> _Exercise task_
Transcribe the full listing below exactly.

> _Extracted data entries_
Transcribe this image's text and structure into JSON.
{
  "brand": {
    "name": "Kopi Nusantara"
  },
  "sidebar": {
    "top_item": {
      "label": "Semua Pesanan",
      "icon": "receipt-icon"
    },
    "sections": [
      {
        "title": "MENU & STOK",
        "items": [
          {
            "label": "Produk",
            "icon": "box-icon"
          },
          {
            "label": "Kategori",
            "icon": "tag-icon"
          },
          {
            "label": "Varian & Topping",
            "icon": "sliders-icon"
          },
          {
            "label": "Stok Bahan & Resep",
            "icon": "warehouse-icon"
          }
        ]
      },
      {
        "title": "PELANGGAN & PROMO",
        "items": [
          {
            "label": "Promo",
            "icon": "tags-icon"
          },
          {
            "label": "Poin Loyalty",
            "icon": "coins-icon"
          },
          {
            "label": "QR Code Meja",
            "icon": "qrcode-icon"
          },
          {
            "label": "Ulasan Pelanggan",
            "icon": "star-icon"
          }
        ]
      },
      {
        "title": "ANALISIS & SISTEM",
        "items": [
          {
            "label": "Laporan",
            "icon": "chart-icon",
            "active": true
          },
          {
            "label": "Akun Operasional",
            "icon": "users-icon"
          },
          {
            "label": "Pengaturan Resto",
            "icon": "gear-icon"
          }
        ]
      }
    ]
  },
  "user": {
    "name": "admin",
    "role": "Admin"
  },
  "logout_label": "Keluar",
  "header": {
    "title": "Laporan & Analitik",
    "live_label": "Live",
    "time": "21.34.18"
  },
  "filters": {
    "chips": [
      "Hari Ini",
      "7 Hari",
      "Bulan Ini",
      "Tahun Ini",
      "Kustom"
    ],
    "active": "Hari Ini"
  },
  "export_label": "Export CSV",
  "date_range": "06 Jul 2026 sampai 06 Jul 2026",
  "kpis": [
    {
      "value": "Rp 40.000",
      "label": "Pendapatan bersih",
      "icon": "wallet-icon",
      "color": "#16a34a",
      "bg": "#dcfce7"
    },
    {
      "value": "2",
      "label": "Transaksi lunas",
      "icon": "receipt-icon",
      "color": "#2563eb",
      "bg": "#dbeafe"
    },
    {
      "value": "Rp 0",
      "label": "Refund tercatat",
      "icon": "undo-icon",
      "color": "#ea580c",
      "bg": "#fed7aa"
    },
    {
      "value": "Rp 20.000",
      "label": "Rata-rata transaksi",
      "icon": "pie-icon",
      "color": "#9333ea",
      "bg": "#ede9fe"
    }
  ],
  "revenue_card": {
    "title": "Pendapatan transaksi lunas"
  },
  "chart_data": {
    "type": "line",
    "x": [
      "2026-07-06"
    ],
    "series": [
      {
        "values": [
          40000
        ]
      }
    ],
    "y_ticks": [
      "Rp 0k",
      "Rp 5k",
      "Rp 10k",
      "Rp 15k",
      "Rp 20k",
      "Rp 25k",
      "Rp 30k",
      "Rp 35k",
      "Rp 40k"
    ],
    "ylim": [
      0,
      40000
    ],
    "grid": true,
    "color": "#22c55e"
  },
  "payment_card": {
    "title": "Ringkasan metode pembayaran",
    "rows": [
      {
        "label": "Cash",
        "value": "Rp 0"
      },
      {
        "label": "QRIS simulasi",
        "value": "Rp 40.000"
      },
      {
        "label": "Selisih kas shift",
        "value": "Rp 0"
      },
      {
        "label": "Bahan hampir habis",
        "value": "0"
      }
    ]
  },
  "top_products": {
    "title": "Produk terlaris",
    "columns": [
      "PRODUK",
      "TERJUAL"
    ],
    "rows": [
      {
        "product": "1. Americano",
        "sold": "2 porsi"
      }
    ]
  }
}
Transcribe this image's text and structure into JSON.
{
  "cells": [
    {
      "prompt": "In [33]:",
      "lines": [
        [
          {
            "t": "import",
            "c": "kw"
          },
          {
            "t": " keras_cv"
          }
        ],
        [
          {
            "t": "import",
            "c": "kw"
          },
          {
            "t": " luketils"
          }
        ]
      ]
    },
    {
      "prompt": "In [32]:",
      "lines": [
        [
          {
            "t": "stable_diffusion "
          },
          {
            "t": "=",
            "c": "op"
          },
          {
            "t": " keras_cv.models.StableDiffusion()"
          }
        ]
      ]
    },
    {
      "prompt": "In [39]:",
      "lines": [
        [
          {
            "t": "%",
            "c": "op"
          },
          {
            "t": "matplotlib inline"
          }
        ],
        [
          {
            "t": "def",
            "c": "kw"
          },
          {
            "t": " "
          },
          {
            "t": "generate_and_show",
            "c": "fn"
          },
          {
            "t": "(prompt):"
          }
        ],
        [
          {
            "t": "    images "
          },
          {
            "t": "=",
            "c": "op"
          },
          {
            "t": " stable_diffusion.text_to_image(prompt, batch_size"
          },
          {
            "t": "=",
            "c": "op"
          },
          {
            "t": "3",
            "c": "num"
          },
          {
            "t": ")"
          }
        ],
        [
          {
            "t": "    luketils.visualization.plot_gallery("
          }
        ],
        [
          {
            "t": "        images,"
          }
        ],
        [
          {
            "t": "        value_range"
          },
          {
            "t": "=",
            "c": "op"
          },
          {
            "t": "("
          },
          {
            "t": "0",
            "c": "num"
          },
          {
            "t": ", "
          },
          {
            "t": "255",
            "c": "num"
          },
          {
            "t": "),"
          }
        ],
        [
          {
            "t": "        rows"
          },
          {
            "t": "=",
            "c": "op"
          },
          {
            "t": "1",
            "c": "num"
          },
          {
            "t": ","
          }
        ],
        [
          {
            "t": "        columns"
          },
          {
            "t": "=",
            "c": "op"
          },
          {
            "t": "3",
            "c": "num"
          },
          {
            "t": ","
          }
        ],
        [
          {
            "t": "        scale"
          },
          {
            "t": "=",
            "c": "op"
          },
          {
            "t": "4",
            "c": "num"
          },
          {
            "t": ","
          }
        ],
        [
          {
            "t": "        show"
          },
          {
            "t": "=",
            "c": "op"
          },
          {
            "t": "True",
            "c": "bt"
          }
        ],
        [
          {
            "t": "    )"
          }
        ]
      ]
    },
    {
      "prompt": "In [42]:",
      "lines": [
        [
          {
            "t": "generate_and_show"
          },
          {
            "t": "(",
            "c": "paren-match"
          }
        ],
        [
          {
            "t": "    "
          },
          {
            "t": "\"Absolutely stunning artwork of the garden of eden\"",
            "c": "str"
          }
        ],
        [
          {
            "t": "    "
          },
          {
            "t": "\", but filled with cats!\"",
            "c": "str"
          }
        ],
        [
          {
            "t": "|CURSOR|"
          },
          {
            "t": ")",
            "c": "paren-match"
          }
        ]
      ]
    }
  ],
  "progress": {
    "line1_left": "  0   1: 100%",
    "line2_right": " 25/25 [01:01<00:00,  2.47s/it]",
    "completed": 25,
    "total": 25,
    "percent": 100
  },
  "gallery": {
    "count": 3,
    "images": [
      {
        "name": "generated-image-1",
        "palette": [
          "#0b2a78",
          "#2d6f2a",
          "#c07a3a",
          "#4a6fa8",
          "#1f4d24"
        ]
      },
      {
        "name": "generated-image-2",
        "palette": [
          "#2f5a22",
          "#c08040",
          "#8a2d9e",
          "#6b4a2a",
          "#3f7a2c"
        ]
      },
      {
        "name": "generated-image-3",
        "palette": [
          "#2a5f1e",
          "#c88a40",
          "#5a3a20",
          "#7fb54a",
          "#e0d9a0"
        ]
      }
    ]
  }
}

> _Task answer_
Transcribe this image's text and structure into JSON.
{
  "brand": {
    "name": "Kopi Nusantara"
  },
  "sidebar": {
    "top_item": {
      "label": "Semua Pesanan",
      "icon": "receipt-icon"
    },
    "sections": [
      {
        "title": "MENU & STOK",
        "items": [
          {
            "label": "Produk",
            "icon": "box-icon"
          },
          {
            "label": "Kategori",
            "icon": "tag-icon"
          },
          {
            "label": "Varian & Topping",
            "icon": "sliders-icon"
          },
          {
            "label": "Stok Bahan & Resep",
            "icon": "warehouse-icon"
          }
        ]
      },
      {
        "title": "PELANGGAN & PROMO",
        "items": [
          {
            "label": "Promo",
            "icon": "tags-icon"
          },
          {
            "label": "Poin Loyalty",
            "icon": "coins-icon"
          },
          {
            "label": "QR Code Meja",
            "icon": "qrcode-icon"
          },
          {
            "label": "Ulasan Pelanggan",
            "icon": "star-icon"
          }
        ]
      },
      {
        "title": "ANALISIS & SISTEM",
        "items": [
          {
            "label": "Laporan",
            "icon": "chart-icon",
            "active": true
          },
          {
            "label": "Akun Operasional",
            "icon": "users-icon"
          },
          {
            "label": "Pengaturan Resto",
            "icon": "gear-icon"
          }
        ]
      }
    ]
  },
  "user": {
    "name": "admin",
    "role": "Admin"
  },
  "logout_label": "Keluar",
  "header": {
    "title": "Laporan & Analitik",
    "live_label": "Live",
    "time": "21.34.18"
  },
  "filters": {
    "chips": [
      "Hari Ini",
      "7 Hari",
      "Bulan Ini",
      "Tahun Ini",
      "Kustom"
    ],
    "active": "Hari Ini"
  },
  "export_label": "Export CSV",
  "date_range": "06 Jul 2026 sampai 06 Jul 2026",
  "kpis": [
    {
      "value": "Rp 40.000",
      "label": "Pendapatan bersih",
      "icon": "wallet-icon",
      "color": "#16a34a",
      "bg": "#dcfce7"
    },
    {
      "value": "2",
      "label": "Transaksi lunas",
      "icon": "receipt-icon",
      "color": "#2563eb",
      "bg": "#dbeafe"
    },
    {
      "value": "Rp 0",
      "label": "Refund tercatat",
      "icon": "undo-icon",
      "color": "#ea580c",
      "bg": "#fed7aa"
    },
    {
      "value": "Rp 20.000",
      "label": "Rata-rata transaksi",
      "icon": "pie-icon",
      "color": "#9333ea",
      "bg": "#ede9fe"
    }
  ],
  "revenue_card": {
    "title": "Pendapatan transaksi lunas"
  },
  "chart_data": {
    "type": "line",
    "x": [
      "2026-07-06"
    ],
    "series": [
      {
        "values": [
          40000
        ]
      }
    ],
    "y_ticks": [
      "Rp 0k",
      "Rp 5k",
      "Rp 10k",
      "Rp 15k",
      "Rp 20k",
      "Rp 25k",
      "Rp 30k",
      "Rp 35k",
      "Rp 40k"
    ],
    "ylim": [
      0,
      40000
    ],
    "grid": true,
    "color": "#22c55e"
  },
  "payment_card": {
    "title": "Ringkasan metode pembayaran",
    "rows": [
      {
        "label": "Cash",
        "value": "Rp 0"
      },
      {
        "label": "QRIS simulasi",
        "value": "Rp 40.000"
      },
      {
        "label": "Selisih kas shift",
        "value": "Rp 0"
      },
      {
        "label": "Bahan hampir habis",
        "value": "0"
      }
    ]
  },
  "top_products": {
    "title": "Produk terlaris",
    "columns": [
      "PRODUK",
      "TERJUAL"
    ],
    "rows": [
      {
        "product": "1. Americano",
        "sold": "2 porsi"
      }
    ]
  }
}
Transcribe this image's text and structure into JSON.
{
  "cells": [
    {
      "prompt": "In [33]:",
      "lines": [
        [
          {
            "t": "import",
            "c": "kw"
          },
          {
            "t": " keras_cv"
          }
        ],
        [
          {
            "t": "import",
            "c": "kw"
          },
          {
            "t": " luketils"
          }
        ]
      ]
    },
    {
      "prompt": "In [32]:",
      "lines": [
        [
          {
            "t": "stable_diffusion "
          },
          {
            "t": "=",
            "c": "op"
          },
          {
            "t": " keras_cv.models.StableDiffusion()"
          }
        ]
      ]
    },
    {
      "prompt": "In [39]:",
      "lines": [
        [
          {
            "t": "%",
            "c": "op"
          },
          {
            "t": "matplotlib inline"
          }
        ],
        [
          {
            "t": "def",
            "c": "kw"
          },
          {
            "t": " "
          },
          {
            "t": "generate_and_show",
            "c": "fn"
          },
          {
            "t": "(prompt):"
          }
        ],
        [
          {
            "t": "    images "
          },
          {
            "t": "=",
            "c": "op"
          },
          {
            "t": " stable_diffusion.text_to_image(prompt, batch_size"
          },
          {
            "t": "=",
            "c": "op"
          },
          {
            "t": "3",
            "c": "num"
          },
          {
            "t": ")"
          }
        ],
        [
          {
            "t": "    luketils.visualization.plot_gallery("
          }
        ],
        [
          {
            "t": "        images,"
          }
        ],
        [
          {
            "t": "        value_range"
          },
          {
            "t": "=",
            "c": "op"
          },
          {
            "t": "("
          },
          {
            "t": "0",
            "c": "num"
          },
          {
            "t": ", "
          },
          {
            "t": "255",
            "c": "num"
          },
          {
            "t": "),"
          }
        ],
        [
          {
            "t": "        rows"
          },
          {
            "t": "=",
            "c": "op"
          },
          {
            "t": "1",
            "c": "num"
          },
          {
            "t": ","
          }
        ],
        [
          {
            "t": "        columns"
          },
          {
            "t": "=",
            "c": "op"
          },
          {
            "t": "3",
            "c": "num"
          },
          {
            "t": ","
          }
        ],
        [
          {
            "t": "        scale"
          },
          {
            "t": "=",
            "c": "op"
          },
          {
            "t": "4",
            "c": "num"
          },
          {
            "t": ","
          }
        ],
        [
          {
            "t": "        show"
          },
          {
            "t": "=",
            "c": "op"
          },
          {
            "t": "True",
            "c": "bt"
          }
        ],
        [
          {
            "t": "    )"
          }
        ]
      ]
    },
    {
      "prompt": "In [42]:",
      "lines": [
        [
          {
            "t": "generate_and_show"
          },
          {
            "t": "(",
            "c": "paren-match"
          }
        ],
        [
          {
            "t": "    "
          },
          {
            "t": "\"Absolutely stunning artwork of the garden of eden\"",
            "c": "str"
          }
        ],
        [
          {
            "t": "    "
          },
          {
            "t": "\", but filled with cats!\"",
            "c": "str"
          }
        ],
        [
          {
            "t": "|CURSOR|"
          },
          {
            "t": ")",
            "c": "paren-match"
          }
        ]
      ]
    }
  ],
  "progress": {
    "line1_left": "  0   1: 100%",
    "line2_right": " 25/25 [01:01<00:00,  2.47s/it]",
    "completed": 25,
    "total": 25,
    "percent": 100
  },
  "gallery": {
    "count": 3,
    "images": [
      {
        "name": "generated-image-1",
        "palette": [
          "#0b2a78",
          "#2d6f2a",
          "#c07a3a",
          "#4a6fa8",
          "#1f4d24"
        ]
      },
      {
        "name": "generated-image-2",
        "palette": [
          "#2f5a22",
          "#c08040",
          "#8a2d9e",
          "#6b4a2a",
          "#3f7a2c"
        ]
      },
      {
        "name": "generated-image-3",
        "palette": [
          "#2a5f1e",
          "#c88a40",
          "#5a3a20",
          "#7fb54a",
          "#e0d9a0"
        ]
      }
    ]
  }
}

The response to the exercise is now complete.